• **PROBLEM STATEMENT**
Set down all of the data exactly as it appears.

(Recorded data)
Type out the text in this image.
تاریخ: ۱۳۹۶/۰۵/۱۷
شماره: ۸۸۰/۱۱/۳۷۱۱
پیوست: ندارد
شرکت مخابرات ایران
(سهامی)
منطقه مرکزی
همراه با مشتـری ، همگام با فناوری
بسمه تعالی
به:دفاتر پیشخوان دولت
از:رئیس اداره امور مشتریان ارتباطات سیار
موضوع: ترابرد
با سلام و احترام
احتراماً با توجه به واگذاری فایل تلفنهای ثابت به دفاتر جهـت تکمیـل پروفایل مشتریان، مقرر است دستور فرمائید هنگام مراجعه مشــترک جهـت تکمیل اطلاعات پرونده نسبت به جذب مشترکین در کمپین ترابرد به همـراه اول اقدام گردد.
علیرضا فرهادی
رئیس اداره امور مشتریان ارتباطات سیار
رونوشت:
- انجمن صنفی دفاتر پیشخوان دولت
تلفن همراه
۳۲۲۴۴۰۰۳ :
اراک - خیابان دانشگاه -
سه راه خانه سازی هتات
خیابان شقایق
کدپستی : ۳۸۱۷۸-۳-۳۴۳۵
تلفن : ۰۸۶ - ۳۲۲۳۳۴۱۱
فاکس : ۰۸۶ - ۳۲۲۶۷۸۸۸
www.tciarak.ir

• **TASK OUTPUT**
Type out the text in this image.
تاریخ: ۱۳۹۶/۰۵/۱۷
شماره: ۸۸۰/۱۱/۳۷۱۱
پیوست: ندارد
شرکت مخابرات ایران
(سهامی)
منطقه مرکزی
همراه با مشتـری ، همگام با فناوری
بسمه تعالی
به:دفاتر پیشخوان دولت
از:رئیس اداره امور مشتریان ارتباطات سیار
موضوع: ترابرد
با سلام و احترام
احتراماً با توجه به واگذاری فایل تلفنهای ثابت به دفاتر جهـت تکمیـل پروفایل مشتریان، مقرر است دستور فرمائید هنگام مراجعه مشــترک جهـت تکمیل اطلاعات پرونده نسبت به جذب مشترکین در کمپین ترابرد به همـراه اول اقدام گردد.
علیرضا فرهادی
رئیس اداره امور مشتریان ارتباطات سیار
رونوشت:
- انجمن صنفی دفاتر پیشخوان دولت
تلفن همراه
۳۲۲۴۴۰۰۳ :
اراک - خیابان دانشگاه -
سه راه خانه سازی هتات
خیابان شقایق
کدپستی : ۳۸۱۷۸-۳-۳۴۳۵
تلفن : ۰۸۶ - ۳۲۲۳۳۴۱۱
فاکس : ۰۸۶ - ۳۲۲۶۷۸۸۸
www.tciarak.ir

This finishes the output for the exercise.